* BEGIN Information supplied *
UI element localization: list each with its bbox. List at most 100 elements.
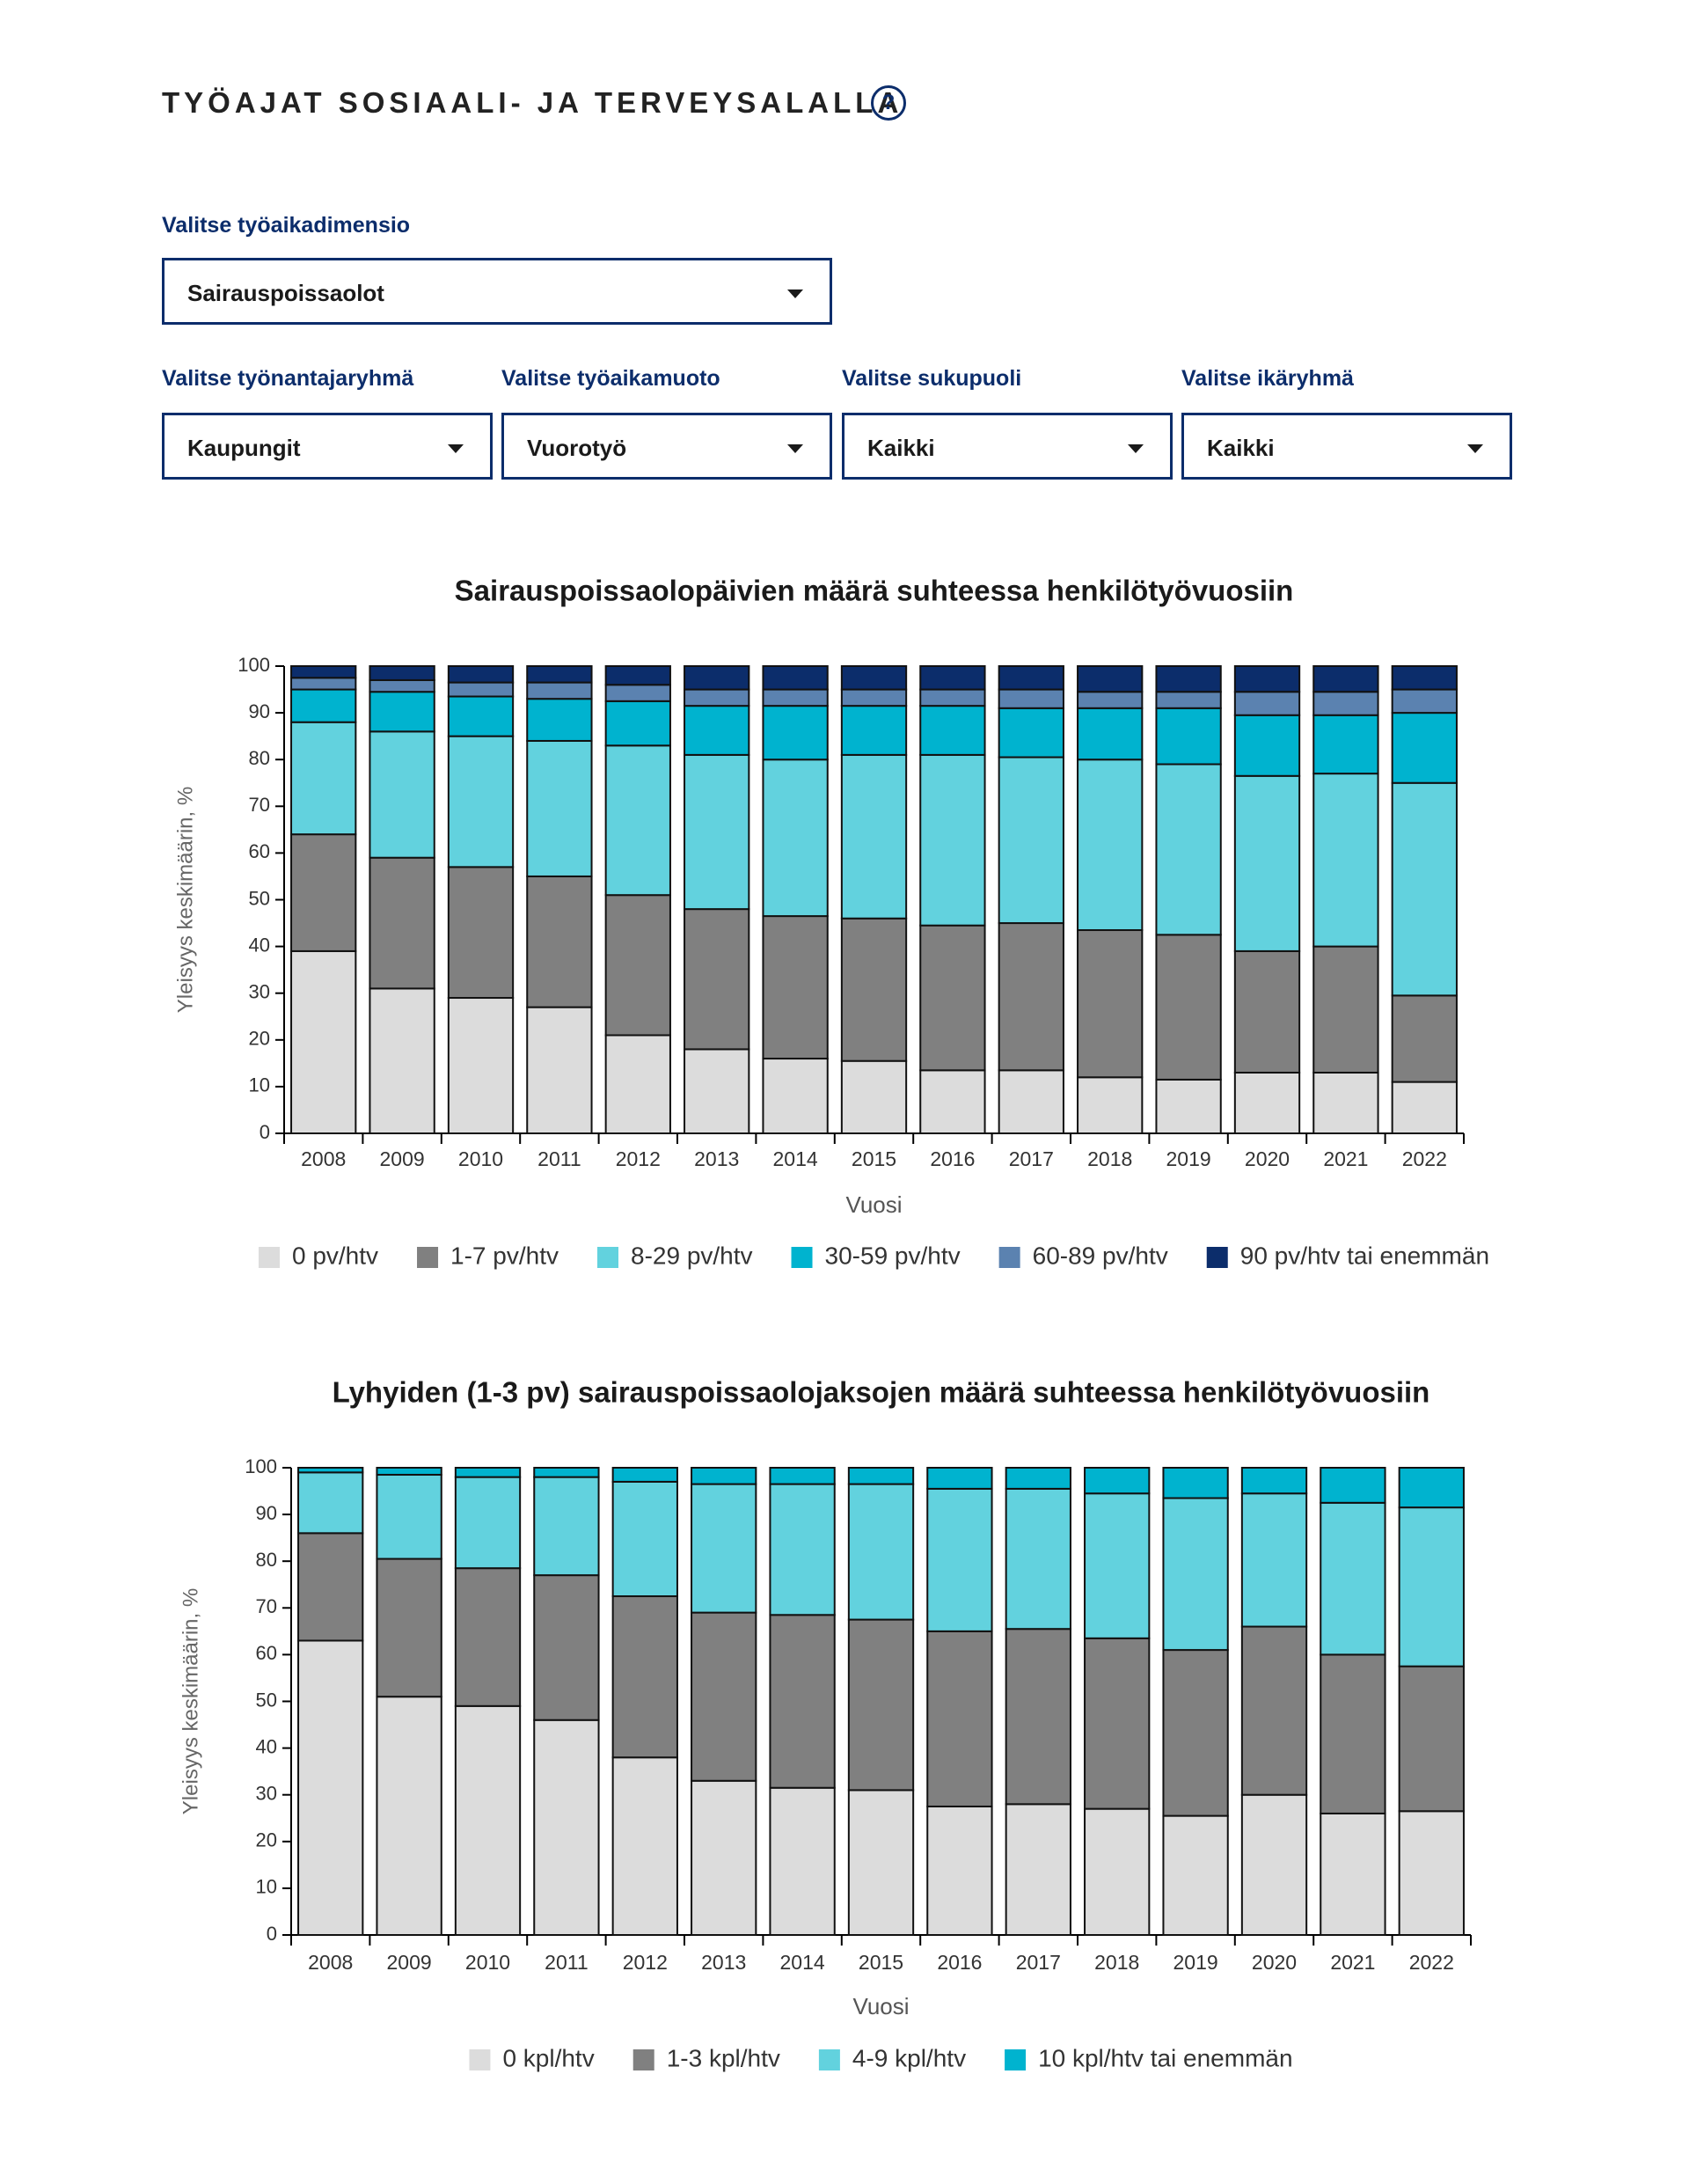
* END Information supplied *
* BEGIN Information supplied *
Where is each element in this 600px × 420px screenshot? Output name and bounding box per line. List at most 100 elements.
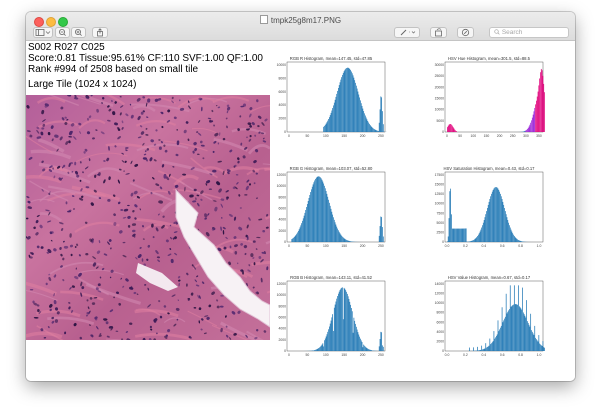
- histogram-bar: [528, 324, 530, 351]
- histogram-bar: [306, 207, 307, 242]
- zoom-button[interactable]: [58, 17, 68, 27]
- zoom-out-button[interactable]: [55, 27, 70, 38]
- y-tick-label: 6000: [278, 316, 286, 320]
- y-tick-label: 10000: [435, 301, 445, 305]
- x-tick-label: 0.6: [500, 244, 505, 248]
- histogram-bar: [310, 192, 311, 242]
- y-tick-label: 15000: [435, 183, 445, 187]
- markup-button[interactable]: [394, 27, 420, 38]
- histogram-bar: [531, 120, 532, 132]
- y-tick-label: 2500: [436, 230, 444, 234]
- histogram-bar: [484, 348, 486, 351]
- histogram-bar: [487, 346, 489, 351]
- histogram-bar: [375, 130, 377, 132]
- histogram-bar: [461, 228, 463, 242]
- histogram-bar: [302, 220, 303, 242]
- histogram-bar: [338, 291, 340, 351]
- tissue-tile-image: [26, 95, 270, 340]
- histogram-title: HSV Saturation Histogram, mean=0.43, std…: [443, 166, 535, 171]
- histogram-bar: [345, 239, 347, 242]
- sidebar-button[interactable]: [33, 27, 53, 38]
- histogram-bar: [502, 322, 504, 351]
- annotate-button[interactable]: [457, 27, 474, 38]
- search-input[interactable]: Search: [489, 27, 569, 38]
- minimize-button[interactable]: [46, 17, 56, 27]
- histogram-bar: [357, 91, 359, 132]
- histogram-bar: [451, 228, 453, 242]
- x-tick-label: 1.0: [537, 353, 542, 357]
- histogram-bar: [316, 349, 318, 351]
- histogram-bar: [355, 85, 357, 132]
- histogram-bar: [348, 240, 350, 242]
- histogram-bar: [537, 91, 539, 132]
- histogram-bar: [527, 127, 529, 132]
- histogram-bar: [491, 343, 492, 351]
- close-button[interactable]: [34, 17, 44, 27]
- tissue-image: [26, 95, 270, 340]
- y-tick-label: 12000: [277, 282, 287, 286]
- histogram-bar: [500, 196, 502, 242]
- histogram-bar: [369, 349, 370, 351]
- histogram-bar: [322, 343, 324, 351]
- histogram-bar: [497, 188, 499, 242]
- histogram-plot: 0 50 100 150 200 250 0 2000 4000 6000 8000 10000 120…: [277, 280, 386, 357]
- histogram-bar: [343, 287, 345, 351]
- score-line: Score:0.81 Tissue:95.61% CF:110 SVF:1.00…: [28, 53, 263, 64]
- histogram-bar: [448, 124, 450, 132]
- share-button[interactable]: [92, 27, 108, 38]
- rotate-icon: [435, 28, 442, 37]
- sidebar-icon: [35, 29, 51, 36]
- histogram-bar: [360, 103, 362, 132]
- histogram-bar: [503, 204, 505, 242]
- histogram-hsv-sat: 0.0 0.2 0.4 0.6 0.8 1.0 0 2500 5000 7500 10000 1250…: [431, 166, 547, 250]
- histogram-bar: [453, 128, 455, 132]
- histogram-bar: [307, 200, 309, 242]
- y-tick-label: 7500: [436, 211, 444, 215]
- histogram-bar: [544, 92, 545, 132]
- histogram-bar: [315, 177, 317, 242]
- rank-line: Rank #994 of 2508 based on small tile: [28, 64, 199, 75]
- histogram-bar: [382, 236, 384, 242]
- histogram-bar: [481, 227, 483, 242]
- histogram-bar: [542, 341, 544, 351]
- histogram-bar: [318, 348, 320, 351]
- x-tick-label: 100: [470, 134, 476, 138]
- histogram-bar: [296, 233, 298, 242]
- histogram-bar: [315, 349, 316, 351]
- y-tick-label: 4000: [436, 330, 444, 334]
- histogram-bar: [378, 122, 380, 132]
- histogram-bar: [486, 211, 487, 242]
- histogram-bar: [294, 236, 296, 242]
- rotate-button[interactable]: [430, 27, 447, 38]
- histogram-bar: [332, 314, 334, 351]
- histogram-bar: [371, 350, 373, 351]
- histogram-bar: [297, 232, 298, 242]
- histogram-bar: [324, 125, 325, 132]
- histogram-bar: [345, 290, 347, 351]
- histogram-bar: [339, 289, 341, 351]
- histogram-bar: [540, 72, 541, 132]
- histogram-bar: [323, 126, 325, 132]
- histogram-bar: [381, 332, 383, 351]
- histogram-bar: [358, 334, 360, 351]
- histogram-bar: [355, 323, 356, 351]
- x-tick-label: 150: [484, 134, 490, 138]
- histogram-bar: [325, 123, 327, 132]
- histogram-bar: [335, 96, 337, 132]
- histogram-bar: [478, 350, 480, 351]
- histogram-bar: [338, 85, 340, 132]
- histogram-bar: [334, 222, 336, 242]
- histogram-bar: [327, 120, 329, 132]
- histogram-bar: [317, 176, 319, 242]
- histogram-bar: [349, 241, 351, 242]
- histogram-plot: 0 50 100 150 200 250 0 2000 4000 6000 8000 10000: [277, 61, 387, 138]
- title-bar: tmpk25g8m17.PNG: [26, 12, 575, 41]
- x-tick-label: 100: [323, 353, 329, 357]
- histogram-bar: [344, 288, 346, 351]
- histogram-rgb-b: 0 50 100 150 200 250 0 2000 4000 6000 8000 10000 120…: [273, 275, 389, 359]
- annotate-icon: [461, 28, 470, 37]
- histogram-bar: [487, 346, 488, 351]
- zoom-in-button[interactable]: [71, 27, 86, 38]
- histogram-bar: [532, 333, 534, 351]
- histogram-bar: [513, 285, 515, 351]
* END Information supplied *
Copy out, word for word, the data between the line holding "Where is each" and the line holding "- histogram-bar: [461, 228, 463, 242]", inclusive. Leave the pictures out of your answer.

Where is each element in this 600px × 420px screenshot? Output name and bounding box per line. List at most 100 elements.
- histogram-bar: [528, 324, 530, 351]
- histogram-bar: [306, 207, 307, 242]
- zoom-button[interactable]: [58, 17, 68, 27]
- zoom-out-button[interactable]: [55, 27, 70, 38]
- y-tick-label: 6000: [278, 316, 286, 320]
- y-tick-label: 10000: [435, 301, 445, 305]
- x-tick-label: 0.6: [500, 244, 505, 248]
- histogram-bar: [310, 192, 311, 242]
- y-tick-label: 15000: [435, 183, 445, 187]
- markup-button[interactable]: [394, 27, 420, 38]
- histogram-bar: [531, 120, 532, 132]
- y-tick-label: 2500: [436, 230, 444, 234]
- histogram-bar: [484, 348, 486, 351]
- histogram-bar: [487, 346, 489, 351]
- histogram-bar: [375, 130, 377, 132]
- histogram-bar: [461, 228, 463, 242]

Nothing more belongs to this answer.